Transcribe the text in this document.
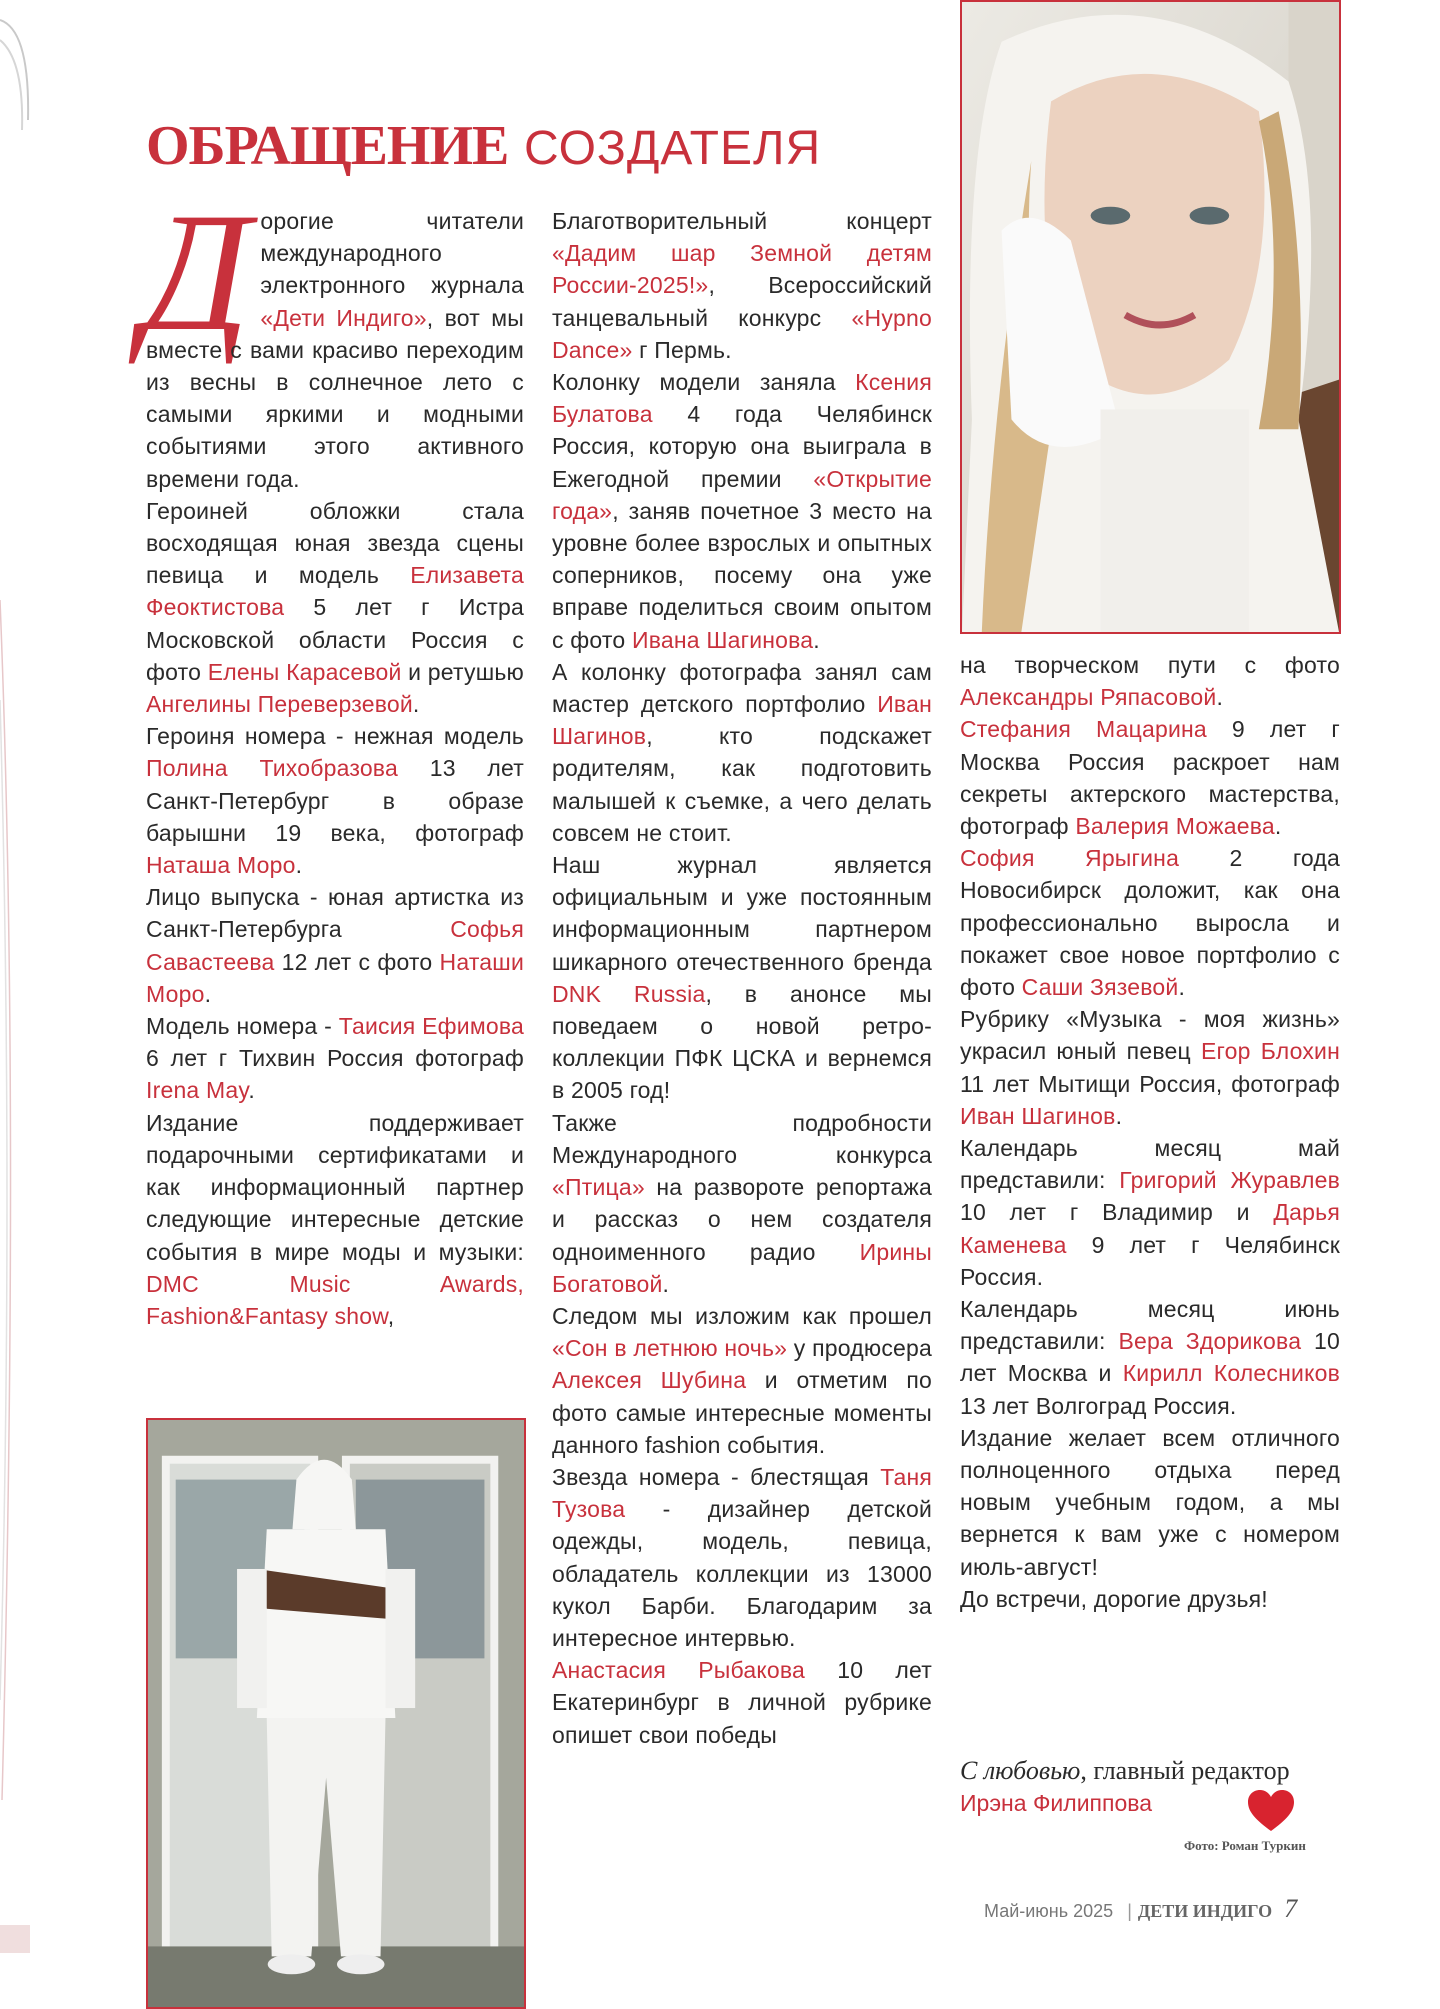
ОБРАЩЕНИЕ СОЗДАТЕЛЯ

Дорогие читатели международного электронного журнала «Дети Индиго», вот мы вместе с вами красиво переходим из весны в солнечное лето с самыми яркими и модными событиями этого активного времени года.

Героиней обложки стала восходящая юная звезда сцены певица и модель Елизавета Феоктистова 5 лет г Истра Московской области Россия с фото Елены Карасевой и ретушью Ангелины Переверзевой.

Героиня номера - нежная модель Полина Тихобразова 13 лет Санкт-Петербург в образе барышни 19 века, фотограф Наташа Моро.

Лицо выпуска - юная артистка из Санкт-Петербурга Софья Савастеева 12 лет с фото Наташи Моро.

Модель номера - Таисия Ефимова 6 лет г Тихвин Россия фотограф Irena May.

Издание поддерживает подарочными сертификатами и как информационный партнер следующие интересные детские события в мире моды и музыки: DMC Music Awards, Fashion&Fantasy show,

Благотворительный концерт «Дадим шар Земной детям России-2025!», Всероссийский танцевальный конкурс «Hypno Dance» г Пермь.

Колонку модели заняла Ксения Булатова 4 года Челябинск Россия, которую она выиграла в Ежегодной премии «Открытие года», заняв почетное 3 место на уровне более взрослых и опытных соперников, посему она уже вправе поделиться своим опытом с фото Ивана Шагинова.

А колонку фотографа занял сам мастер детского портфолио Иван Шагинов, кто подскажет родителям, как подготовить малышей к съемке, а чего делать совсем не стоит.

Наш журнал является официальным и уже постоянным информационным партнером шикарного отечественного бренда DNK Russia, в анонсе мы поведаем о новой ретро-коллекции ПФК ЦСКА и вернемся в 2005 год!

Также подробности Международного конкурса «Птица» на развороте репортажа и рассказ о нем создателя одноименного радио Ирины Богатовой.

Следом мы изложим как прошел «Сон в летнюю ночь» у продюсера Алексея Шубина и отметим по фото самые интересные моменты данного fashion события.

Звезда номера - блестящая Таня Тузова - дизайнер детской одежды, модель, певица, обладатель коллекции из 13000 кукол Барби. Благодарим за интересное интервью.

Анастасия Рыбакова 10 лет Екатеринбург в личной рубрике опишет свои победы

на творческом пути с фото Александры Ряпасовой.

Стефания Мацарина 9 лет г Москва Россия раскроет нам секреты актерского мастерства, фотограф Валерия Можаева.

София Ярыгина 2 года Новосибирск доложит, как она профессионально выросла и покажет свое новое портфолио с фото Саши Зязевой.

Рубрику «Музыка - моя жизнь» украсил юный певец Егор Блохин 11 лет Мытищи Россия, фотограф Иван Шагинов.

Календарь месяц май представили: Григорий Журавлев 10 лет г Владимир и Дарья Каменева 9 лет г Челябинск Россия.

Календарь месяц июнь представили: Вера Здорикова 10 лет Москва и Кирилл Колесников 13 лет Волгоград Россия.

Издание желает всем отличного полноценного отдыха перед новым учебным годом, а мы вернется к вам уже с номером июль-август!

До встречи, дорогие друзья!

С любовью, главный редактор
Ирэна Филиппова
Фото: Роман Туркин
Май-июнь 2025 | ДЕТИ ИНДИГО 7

...

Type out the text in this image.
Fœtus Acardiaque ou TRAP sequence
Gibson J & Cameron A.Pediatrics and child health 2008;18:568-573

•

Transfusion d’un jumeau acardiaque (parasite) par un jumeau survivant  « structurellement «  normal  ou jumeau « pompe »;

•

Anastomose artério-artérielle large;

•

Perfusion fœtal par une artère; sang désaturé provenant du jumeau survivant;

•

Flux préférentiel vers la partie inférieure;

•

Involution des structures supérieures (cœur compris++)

Exercise instructions: For each line of the listing that holds the word "июнь", show that line.

Correct answer:
Календарь месяц июнь представили: Вера Здорикова 10 лет Москва и Кирилл Колесников 13 лет Волгоград Россия.
Май-июнь 2025 | ДЕТИ ИНДИГО 7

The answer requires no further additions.